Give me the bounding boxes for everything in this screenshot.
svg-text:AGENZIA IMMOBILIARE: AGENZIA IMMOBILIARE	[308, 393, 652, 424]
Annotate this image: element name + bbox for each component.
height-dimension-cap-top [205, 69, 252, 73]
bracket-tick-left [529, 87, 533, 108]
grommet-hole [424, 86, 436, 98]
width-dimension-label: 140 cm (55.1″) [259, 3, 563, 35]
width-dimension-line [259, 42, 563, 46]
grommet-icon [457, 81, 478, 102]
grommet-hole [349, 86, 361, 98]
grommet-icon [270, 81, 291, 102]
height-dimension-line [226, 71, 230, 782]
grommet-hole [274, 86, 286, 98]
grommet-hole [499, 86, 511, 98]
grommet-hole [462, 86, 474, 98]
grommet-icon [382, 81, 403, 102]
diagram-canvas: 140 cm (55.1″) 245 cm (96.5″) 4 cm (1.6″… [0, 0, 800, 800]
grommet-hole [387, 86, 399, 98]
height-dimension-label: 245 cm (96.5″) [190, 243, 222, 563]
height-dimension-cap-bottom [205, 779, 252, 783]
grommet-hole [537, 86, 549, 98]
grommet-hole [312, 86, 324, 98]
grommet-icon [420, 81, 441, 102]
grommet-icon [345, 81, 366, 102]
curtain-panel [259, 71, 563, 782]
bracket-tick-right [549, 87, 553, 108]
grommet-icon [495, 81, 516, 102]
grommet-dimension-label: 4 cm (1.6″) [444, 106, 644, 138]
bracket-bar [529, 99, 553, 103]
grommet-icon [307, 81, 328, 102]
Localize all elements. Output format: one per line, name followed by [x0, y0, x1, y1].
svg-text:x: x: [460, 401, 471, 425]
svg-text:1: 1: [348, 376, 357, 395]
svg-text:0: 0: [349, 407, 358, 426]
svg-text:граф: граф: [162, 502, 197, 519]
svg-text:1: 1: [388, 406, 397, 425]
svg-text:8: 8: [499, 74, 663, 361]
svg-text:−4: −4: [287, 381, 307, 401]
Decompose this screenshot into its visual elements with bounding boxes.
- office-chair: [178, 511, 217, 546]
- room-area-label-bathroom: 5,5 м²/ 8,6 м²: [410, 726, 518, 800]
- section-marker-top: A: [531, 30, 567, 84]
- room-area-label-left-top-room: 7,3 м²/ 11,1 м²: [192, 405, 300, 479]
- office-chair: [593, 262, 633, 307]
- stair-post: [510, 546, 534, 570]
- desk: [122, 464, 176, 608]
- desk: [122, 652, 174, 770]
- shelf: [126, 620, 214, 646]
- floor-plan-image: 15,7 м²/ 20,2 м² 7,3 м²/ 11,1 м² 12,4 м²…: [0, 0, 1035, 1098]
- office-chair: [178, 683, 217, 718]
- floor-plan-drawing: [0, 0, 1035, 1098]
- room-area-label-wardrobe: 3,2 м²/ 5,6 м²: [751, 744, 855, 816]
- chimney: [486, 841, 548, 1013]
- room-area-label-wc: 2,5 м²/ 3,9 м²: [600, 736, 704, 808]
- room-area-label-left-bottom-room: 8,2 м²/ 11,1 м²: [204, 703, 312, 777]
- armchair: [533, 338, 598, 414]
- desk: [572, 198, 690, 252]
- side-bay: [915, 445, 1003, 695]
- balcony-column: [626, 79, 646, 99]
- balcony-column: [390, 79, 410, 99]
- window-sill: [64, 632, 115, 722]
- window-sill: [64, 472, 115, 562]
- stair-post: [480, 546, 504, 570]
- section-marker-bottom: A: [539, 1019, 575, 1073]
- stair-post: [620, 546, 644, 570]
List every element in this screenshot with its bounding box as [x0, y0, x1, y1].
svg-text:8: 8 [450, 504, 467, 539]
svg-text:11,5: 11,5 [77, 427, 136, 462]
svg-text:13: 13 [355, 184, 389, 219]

■ INSTRUCTIONS FOR THE TASK ■
Please format the data, from its first line through the line containing "bracket-bar [529, 99, 553, 103]", as a JSON list of strings with one string per line and no blank lines, including both of those lines.

■ TASK SOLUTION ■
[
  "Give me the bounding boxes for everything in this screenshot.",
  "svg-text:AGENZIA IMMOBILIARE: AGENZIA IMMOBILIARE\t[308, 393, 652, 424]",
  "Annotate this image: element name + bbox for each component.",
  "height-dimension-cap-top [205, 69, 252, 73]",
  "bracket-tick-left [529, 87, 533, 108]",
  "grommet-hole [424, 86, 436, 98]",
  "width-dimension-label: 140 cm (55.1″) [259, 3, 563, 35]",
  "width-dimension-line [259, 42, 563, 46]",
  "grommet-icon [457, 81, 478, 102]",
  "grommet-hole [349, 86, 361, 98]",
  "grommet-icon [270, 81, 291, 102]",
  "height-dimension-line [226, 71, 230, 782]",
  "grommet-hole [274, 86, 286, 98]",
  "grommet-hole [499, 86, 511, 98]",
  "grommet-hole [462, 86, 474, 98]",
  "grommet-icon [382, 81, 403, 102]",
  "diagram-canvas: 140 cm (55.1″) 245 cm (96.5″) 4 cm (1.6″… [0, 0, 800, 800]",
  "grommet-hole [387, 86, 399, 98]",
  "height-dimension-label: 245 cm (96.5″) [190, 243, 222, 563]",
  "height-dimension-cap-bottom [205, 779, 252, 783]",
  "grommet-hole [537, 86, 549, 98]",
  "grommet-hole [312, 86, 324, 98]",
  "grommet-icon [420, 81, 441, 102]",
  "grommet-icon [345, 81, 366, 102]",
  "curtain-panel [259, 71, 563, 782]",
  "bracket-tick-right [549, 87, 553, 108]",
  "grommet-icon [495, 81, 516, 102]",
  "grommet-dimension-label: 4 cm (1.6″) [444, 106, 644, 138]",
  "bracket-bar [529, 99, 553, 103]"
]